Поэтому и незадачи с писательством в его глазах имели преходящий характер. Накопление добродетелей предполагало творческий рост; прочное дело души возводилось в обеспечение таланта; меду тем и другим устанавливалась связь, какую имеют в природе сообщающиеся сосуды; метод рассудочного анализа позволял довольно долго смотреть оптимистически в будущее и совершенствоваться с расчетом, что потери себя окупят.
"В писателе всё соединено с совершенствованием его таланта, и обратно: совершенствование таланта соединено с совершенствованием душевным" (А. М. Вьельегорской, 14 мая н. ст. 1846 г. Генуя).
По этой логике следовало, что развитие таланта в "Мертвых Душах" привело к осознанию порядка и плана нравственного развития автора, отчего должна воспоследовать новая цепная реакция - от душевного совершенства на пользу "Мертвым Душам". Всё это сообщало практике христианского воспитания оттенок налаженного хозяйства, выгодной промышленности. В отношении души Гоголь вел себя наторелым помещиком, уверенным в годовом доходе. Подобная аналогия, кстати, не показалась бы оскорбительной Гоголю, у которого задачи хозяйствования и управления, помещичий и административный инстинкт выдвинулись на первое место в то время, когда он давно уже покинул Россию и физически был разбит, а душевно находился как бы в уединенном затворничестве. Хозяйственная проблематика "Мертвых Душ", в особенности второго тома, потрафляла практической хватке пробудившегося рассудка, для которого дело души служило отмычкой и прототипом всякого дела литературного, государственного, экономического и т. д. Оно позволяло всякую вещь поставить в надлежащее место, дать ей разумный ход, достойное употребление. Сидя в Риме, Гоголь слал рескрипты во все концы Российской Империи, нити которой незримо сходились к его душе, производившей над собою образцово-показательный опыт. Пребывание в Вечном городе, как нарочно ему отведенном для свершения духовного подвига, укрепляло его в сознании центрального положения в мире. Его письма из-за границы, задолго до написания книги "Выбранных мест из переписки с друзьями", походили на послания наставнического характера, подавали ближним пример истинного жизнеустройства, - книга выкристаллизовалась из длительных упражнений в роли всеобщего пастыря, осененного мирообъемлющим куполом храма Святого Петра. Гоголь оказывался единственным, незаменимым на всю Россию, добрым хлопотуном и советчиком, ибо в собственной душе первым клал краеугольный камень.

Сохранённые записи данных:
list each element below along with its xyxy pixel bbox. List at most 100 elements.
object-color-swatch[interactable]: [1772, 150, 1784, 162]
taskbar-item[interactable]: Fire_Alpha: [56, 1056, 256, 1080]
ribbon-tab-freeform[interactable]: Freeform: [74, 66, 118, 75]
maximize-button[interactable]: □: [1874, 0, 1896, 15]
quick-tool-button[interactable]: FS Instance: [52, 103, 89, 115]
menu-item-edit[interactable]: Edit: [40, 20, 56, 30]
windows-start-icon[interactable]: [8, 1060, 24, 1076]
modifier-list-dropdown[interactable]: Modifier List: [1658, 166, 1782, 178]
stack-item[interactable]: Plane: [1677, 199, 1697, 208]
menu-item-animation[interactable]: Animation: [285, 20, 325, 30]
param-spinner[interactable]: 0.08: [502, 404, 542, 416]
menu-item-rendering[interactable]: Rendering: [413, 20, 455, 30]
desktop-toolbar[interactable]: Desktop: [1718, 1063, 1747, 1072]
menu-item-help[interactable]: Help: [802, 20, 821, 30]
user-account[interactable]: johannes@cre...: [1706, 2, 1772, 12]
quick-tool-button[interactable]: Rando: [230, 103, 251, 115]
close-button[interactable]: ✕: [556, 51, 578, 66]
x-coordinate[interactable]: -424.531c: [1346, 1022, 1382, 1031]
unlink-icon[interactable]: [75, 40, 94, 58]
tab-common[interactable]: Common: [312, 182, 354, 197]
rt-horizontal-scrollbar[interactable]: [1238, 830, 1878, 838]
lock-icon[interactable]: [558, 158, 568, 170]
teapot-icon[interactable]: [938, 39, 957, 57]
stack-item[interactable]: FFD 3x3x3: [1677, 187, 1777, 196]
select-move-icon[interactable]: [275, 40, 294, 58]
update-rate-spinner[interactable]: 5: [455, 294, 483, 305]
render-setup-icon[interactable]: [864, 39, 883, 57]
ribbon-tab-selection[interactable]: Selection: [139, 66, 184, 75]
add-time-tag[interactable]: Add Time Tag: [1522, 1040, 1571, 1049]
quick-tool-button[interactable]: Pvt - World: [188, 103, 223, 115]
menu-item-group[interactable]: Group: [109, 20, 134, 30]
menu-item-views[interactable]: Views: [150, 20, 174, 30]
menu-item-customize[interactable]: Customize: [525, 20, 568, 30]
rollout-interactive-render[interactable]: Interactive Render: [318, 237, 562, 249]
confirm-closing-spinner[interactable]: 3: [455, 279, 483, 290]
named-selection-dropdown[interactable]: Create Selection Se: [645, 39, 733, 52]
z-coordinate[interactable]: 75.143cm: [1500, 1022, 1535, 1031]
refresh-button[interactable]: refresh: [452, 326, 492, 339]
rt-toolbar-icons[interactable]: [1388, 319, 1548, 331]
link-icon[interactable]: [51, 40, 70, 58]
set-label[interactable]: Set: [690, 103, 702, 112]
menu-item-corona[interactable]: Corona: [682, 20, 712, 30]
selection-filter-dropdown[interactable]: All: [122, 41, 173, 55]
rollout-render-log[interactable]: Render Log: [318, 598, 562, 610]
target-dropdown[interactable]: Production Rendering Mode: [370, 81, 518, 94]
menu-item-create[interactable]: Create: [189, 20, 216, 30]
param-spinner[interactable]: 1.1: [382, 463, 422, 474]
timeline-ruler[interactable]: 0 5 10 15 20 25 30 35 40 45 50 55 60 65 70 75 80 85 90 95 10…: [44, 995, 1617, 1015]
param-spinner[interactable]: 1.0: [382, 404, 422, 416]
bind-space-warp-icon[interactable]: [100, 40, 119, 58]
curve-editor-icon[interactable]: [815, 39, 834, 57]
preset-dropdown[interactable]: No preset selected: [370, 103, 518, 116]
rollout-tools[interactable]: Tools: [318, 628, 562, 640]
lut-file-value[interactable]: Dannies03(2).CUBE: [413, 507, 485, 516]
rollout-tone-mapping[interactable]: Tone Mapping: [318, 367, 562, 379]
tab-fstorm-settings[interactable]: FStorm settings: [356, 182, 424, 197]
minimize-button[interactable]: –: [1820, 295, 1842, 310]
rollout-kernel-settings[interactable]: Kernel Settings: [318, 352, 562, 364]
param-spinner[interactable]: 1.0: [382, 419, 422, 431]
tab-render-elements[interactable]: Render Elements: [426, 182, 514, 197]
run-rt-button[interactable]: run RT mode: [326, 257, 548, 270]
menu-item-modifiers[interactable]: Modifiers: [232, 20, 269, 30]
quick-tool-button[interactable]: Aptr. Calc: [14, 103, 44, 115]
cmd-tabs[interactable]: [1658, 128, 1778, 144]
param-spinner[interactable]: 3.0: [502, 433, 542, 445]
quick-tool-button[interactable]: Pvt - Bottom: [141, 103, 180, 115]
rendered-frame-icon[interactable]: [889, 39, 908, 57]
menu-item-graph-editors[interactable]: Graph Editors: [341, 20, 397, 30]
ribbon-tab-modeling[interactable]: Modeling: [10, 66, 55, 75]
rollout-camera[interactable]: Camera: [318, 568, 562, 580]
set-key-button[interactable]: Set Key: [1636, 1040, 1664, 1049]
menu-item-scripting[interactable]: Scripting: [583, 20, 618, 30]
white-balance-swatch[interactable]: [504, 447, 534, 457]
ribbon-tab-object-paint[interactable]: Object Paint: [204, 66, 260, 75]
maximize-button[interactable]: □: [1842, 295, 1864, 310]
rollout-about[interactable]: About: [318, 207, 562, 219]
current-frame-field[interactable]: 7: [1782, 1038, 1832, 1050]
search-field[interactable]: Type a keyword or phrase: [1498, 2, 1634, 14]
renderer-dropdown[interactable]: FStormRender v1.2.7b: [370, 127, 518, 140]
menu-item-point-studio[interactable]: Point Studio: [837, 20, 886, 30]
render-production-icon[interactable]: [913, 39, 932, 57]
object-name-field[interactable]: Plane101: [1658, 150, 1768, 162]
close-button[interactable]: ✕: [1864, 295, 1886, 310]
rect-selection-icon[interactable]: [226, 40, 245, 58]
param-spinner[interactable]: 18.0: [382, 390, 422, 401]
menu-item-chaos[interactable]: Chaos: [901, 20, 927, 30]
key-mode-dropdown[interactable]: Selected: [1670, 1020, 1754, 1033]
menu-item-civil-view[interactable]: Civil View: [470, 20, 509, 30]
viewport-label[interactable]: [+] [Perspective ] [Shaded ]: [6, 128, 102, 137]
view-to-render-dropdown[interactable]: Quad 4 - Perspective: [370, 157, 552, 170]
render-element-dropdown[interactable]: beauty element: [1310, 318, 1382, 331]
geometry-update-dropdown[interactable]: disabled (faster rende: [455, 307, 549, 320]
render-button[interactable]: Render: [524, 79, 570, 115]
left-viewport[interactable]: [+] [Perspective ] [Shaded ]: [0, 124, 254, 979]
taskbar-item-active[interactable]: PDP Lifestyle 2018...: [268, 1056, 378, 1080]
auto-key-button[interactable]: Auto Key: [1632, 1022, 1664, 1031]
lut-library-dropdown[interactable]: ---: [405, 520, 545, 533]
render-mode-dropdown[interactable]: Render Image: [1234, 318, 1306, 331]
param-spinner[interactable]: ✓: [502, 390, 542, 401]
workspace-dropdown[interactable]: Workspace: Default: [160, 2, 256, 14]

**Задания и упражнения**:
[A] Перескажите отрывок о Гоголе в двух предложениях.
[B] Пожалуйста, верните из отрывка о Гоголе дословно часть, начиная с «Поэтому и незадачи» и заканчивая «потери себя окупят.».

**Итоги упражнения**:
[A] Для Гоголя совершенствование души и развитие таланта были связаны, как сообщающиеся сосуды, поэтому неудачи с писательством казались ему преходящими, а христианское воспитание приобретало оттенок налаженного хозяйства. Сидя в Риме, он слал наставнические послания во все концы Российской Империи и видел себя единственным незаменимым советчиком для всей России, а книга «Выбранных мест из переписки с друзьями» выкристаллизовалась из долгих упражнений в роли всеобщего пастыря.

[B]
Поэтому и незадачи с писательством в его глазах имели преходящий характер. Накопление добродетелей предполагало творческий рост; прочное дело души возводилось в обеспечение таланта; меду тем и другим устанавливалась связь, какую имеют в природе сообщающиеся сосуды; метод рассудочного анализа позволял довольно долго смотреть оптимистически в будущее и совершенствоваться с расчетом, что потери себя окупят.